• PASSAGE GIVEN:
========
Both William Hake and his father Thomas were members of Parliament. The Hake family were Royalists during the Civil War, a sundial on a south-facing wall-end overlooking the garden then running down to the river's flood plain, but not now publicly accessible triumphantly declares VIVAL CAROLUS SECUNDUS 1663.

Of the same place, Whittlesea, Cambridge, in 1544–1551, we find Thomas Lynon or Lynom, executor of Richard, son of Thomas Lynon. In 1538 Thomas Lyname, yeoman, is granted a demise, indented, for 80 years, of the manor-place or lordship of Whittlesea, Cambridgeshire by Thorney Abbey. Simon Hake, Alice Lyneham's husband, had been a tenant of Thorney Abbey.

Fiction 
For a bibliography see James L. Harner, "Jane Shore in Literature: A Checklist" in Notes and Queries, v. 226, December 1981, p. 496.

Drama

She is a significant character in The True Tragedy of Richard III, an anonymous play written shortly before William Shakespeare's Richard III. In the play, she is reduced to destitution on the streets, ignored by both former lovers and people she had helped after Richard frightens citizens with severe punishments if she is supported in any way.
"Mistress Shore" is frequently mentioned in Shakespeare's play, Richard III. (She actually appears in Laurence Olivier's 1955 film version, played by Pamela Brown – she has only one line: "Good morrow, my Lord", which is interpolated into the film. The film shows her as attending to Edward IV, but afterwards having a passionate affair with Lord Hastings.) Edward IV, Thomas Grey, and Lord Hastings are all characters in the play.
The story of Jane Shore's wooing by Edward IV, her influence in court, and her tragic death in the arms of Matthew Shore is the main plot in a play by Thomas Heywood, Edward IV (printed 1600). The play shows her struggling with the morality of accepting the king's offers, using her influence to grant pardons to those wrongfully punished, and expressing regret for her relationship with Edward. In this version, her first marriage is never annulled, but the two are reconciled right before dying and being buried together in "Shores Ditch, as in the memory of them". This is supposed to be the origin of the name Shoreditch.
The Tragedy of Jane Shore is a 1714 play by Nicholas Rowe. Rowe portrays her as a kind woman who encourages her lover Hastings to oppose Richard's usurpation of power. In revenge Richard forces her to do penance and to become an outcast. As in Heywood's version, her husband seeks her out and they are reconciled before she dies.
========
• DATASET CONTENT:
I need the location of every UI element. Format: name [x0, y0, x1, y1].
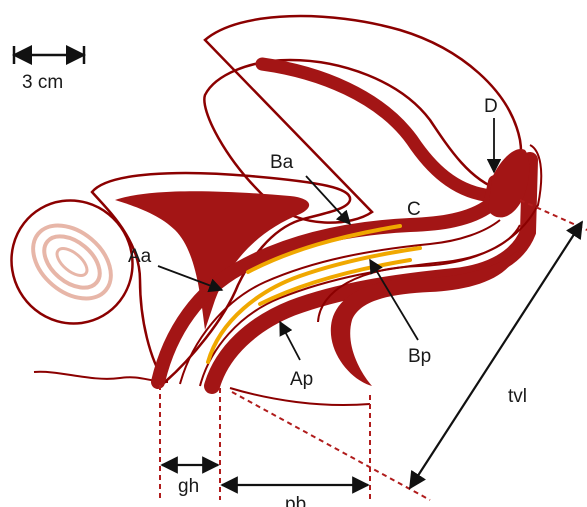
========
• TASKS TO COMPLETE:
1. In the Jane Shore passage, who plays her in Laurence Olivier's 1955 film of Richard III?
2. Extend the passage on Jane Shore with new writing that picks up after its last sentence.

• RESPONSES TO THE TASKS:
1. Pamela Brown.

2.
A performance of Jane Shore was given on Saturday 30 July 1796 at a theatre in Sydney. The pamphlet for the play was printed by a convict in the settlement, George Hughes, who was the operator of Australia's first printing press. The pamphlet for the play is the earliest surviving document printed in Australia. It was presented as a gift to Australia by the Canadian Government and is held at the National Library of Australia in the National Treasures collection in Canberra.

Poetry
Thomas Churchyard published a poem about her in Mirror for Magistrates.
Anthony Chute's 1593 poem "Beauty Dishonoured, written under the title of Shore's wife" is supposed to be the lament of Jane Shore, whose ghost tells her life story and makes moral reflections.
Michael Drayton wrote a poem about her in his Heroical Epistles.
Andrew Marvell refers to her in "The King's Vows", a satire on Charles II, in which the king says, "But what ever it cost I will have a fine Whore, /As bold as Alce Pierce and as faire as Jane Shore."

Novels
 The Goldsmith's Wife (1950) by Jean Plaidy
 She appears in Anne, The Rose of Hever (1969) by Maureen Peters
 She appears in Elizabeth, the Beloved (1972) by Maureen Peters
 Figures in Silk (2008) by Vanora Bennett is told from her (fictional) sister Isabel's perspective as well as Jane's
 She is the main character in Isolde Martyn's Mistress to the Crown (2013)
 She is the main character in Royal Mistress (2013) by Anne Easter Smith.
 She is mentioned several times and modern translation of the Thomas Lynom letter concerning her is published in Josephine Tey's novel "The Daughter of Time" (1956).
 She appears as a minor character in The Sunne in Splendour (1982) by Sharon Kay Penman
 Shore appears in Philippa Gregory's The White Queen (2009), a novel about Elizabeth Woodville, Queen Consort to Edward IV, under her real name, Elizabeth. In the television adaptation, she is referred to by her more familiar name of Jane Shore.
 A character in George R.R. Martin's A Song of Ice and Fire series is forced to perform a penance walk modeled very loosely after Shore's.

Film
The IMDB lists three films titled Jane Shore: 
Jane Shore (1911)
Jane Shore (1915) (played by Blanche Forsyth)
Jane Shore (1922) (played by Sybil Thorndike)

Television
 Shore is portrayed by Emily Berrington in The White Queen, the 2013 TV adaptation of Gregory's novel.

Graphical artwork 

 A number of romanticised graphical artwork representations of Ms Shore can be dated to the late 18th century, see the National Portrait Gallery collection.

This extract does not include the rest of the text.